### Exercise input ###
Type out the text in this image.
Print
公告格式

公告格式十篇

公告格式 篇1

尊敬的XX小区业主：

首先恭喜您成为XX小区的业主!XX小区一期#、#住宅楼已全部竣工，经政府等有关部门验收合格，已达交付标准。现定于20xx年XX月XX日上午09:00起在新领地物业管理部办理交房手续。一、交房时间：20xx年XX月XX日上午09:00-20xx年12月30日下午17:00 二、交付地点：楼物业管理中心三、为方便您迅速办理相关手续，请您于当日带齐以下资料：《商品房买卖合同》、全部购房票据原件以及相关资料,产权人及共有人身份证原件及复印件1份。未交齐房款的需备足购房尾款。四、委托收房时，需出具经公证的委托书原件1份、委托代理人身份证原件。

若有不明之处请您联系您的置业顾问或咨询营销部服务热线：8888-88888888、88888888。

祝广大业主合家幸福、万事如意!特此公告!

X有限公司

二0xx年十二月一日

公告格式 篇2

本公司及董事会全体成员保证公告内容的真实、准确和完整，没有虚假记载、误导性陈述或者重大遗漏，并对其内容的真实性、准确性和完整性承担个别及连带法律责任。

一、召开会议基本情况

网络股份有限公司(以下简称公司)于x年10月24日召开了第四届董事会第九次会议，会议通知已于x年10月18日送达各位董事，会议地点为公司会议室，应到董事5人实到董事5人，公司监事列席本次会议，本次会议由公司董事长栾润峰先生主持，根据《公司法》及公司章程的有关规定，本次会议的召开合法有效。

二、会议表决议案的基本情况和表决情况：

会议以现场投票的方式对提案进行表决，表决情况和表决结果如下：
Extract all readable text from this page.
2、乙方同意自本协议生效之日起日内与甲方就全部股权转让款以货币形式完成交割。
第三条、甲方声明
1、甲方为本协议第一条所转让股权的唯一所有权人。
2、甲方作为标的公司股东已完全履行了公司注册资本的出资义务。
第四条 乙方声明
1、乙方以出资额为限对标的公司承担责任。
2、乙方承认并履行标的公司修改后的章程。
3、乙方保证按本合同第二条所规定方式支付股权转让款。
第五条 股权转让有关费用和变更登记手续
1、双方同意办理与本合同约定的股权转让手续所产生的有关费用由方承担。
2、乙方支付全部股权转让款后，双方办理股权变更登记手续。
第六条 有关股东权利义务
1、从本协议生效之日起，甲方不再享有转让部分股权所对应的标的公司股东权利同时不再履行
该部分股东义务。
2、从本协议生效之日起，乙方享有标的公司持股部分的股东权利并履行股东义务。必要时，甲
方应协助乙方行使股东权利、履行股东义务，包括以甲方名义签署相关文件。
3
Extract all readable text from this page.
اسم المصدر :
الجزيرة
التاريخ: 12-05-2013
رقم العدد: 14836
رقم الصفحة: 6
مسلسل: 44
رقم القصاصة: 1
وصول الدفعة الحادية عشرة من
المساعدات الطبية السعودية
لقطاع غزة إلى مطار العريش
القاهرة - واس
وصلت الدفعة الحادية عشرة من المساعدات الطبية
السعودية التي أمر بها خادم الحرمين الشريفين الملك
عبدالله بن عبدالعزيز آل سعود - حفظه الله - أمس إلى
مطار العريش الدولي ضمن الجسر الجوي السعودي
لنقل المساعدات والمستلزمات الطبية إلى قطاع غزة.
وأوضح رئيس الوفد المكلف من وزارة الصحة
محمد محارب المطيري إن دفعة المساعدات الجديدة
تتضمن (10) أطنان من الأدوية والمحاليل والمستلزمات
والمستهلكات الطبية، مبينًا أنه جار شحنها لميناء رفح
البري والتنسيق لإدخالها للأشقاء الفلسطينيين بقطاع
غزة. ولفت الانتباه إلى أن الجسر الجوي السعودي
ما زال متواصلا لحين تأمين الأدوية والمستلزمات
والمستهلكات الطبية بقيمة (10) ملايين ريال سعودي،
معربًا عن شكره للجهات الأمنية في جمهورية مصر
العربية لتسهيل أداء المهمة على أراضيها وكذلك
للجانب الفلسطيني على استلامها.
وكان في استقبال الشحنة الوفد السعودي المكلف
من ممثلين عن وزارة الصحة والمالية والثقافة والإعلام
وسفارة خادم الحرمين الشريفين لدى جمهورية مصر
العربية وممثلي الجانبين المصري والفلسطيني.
###
## Do this:
Identify which lines contain the word "الصحة" and copy each one.

## Solution to this task:
وأوضح رئيس الوفد المكلف من وزارة الصحة
من ممثلين عن وزارة الصحة والمالية والثقافة والإعلام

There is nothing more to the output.